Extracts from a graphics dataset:
........

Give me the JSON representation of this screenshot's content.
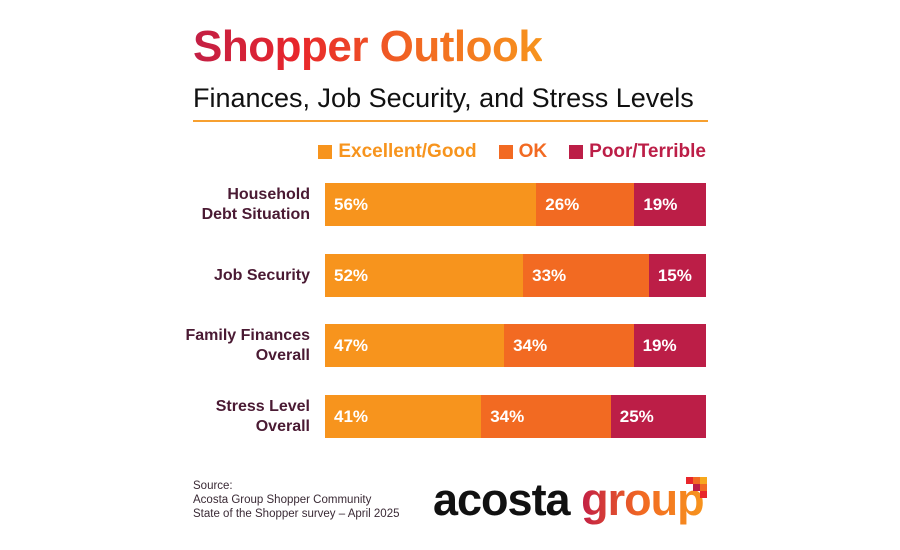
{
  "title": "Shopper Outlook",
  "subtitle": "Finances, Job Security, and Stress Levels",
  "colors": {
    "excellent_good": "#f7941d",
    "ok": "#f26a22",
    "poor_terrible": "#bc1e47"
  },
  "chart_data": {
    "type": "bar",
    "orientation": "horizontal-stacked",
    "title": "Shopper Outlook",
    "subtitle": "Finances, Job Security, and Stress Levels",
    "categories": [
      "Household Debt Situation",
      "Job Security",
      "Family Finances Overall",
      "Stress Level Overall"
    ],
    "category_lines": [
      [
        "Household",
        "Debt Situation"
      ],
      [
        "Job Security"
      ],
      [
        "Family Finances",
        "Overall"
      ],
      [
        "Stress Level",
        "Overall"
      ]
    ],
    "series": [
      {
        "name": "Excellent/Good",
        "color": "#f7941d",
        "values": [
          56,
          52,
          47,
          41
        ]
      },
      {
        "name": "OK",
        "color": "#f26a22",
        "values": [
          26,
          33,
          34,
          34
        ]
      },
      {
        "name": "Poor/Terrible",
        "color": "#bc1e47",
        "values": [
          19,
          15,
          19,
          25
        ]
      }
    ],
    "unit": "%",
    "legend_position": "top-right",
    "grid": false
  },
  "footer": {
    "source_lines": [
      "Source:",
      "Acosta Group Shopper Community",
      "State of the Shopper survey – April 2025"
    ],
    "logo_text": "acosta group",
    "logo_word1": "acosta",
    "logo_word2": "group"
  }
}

........

TASK
Search the data above for the string "Security" and return every line that has it.

OUTPUT OF THE EXERCISE
  "subtitle": "Finances, Job Security, and Stress Levels",
    "subtitle": "Finances, Job Security, and Stress Levels",
      "Job Security",
        "Job Security"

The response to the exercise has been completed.